(begin)

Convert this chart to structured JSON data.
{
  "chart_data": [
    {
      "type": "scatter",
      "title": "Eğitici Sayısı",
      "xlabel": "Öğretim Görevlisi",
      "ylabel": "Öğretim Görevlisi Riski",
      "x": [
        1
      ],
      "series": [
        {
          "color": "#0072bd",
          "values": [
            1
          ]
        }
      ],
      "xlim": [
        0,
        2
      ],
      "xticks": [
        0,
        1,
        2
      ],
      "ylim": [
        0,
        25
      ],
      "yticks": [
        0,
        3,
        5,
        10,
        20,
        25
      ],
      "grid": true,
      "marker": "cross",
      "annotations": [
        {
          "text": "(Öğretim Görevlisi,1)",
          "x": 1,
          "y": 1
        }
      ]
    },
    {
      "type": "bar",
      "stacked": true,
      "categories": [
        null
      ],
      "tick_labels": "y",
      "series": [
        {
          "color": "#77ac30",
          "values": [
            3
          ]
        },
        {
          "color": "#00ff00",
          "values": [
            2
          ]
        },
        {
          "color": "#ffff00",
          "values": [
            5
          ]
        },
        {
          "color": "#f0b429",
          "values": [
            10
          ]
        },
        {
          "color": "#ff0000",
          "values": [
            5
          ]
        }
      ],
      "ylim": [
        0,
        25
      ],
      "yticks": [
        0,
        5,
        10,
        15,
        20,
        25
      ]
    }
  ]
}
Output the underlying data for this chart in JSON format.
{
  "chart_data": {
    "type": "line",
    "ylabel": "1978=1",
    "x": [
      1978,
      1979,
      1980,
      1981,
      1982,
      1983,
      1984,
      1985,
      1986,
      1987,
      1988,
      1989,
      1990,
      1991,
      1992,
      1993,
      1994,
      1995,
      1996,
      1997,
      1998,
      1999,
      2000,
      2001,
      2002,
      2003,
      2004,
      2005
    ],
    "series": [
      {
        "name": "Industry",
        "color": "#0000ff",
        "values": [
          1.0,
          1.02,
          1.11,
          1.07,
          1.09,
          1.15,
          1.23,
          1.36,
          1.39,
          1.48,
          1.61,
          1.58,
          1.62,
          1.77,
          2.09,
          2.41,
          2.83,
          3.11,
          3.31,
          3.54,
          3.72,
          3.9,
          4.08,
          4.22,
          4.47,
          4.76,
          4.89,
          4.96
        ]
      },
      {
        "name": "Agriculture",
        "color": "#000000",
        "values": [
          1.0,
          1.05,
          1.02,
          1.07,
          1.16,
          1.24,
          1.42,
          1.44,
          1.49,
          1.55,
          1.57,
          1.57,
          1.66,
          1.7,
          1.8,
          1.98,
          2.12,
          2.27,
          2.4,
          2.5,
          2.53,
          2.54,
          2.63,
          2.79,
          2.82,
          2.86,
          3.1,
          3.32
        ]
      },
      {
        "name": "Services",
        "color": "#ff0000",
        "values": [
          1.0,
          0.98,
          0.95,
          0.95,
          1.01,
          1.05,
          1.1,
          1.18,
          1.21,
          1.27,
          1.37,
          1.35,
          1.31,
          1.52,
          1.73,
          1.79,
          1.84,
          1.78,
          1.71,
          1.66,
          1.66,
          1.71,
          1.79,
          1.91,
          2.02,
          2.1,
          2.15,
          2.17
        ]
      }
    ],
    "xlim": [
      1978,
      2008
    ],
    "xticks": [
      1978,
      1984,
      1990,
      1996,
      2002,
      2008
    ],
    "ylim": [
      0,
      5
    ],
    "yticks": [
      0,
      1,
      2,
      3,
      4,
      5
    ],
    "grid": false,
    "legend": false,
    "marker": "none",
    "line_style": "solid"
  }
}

(end)

Problem to work on:
Whenever "JSON" turns up in a line, pick that line out.

Exercise answer:
Convert this chart to structured JSON data.
Output the underlying data for this chart in JSON format.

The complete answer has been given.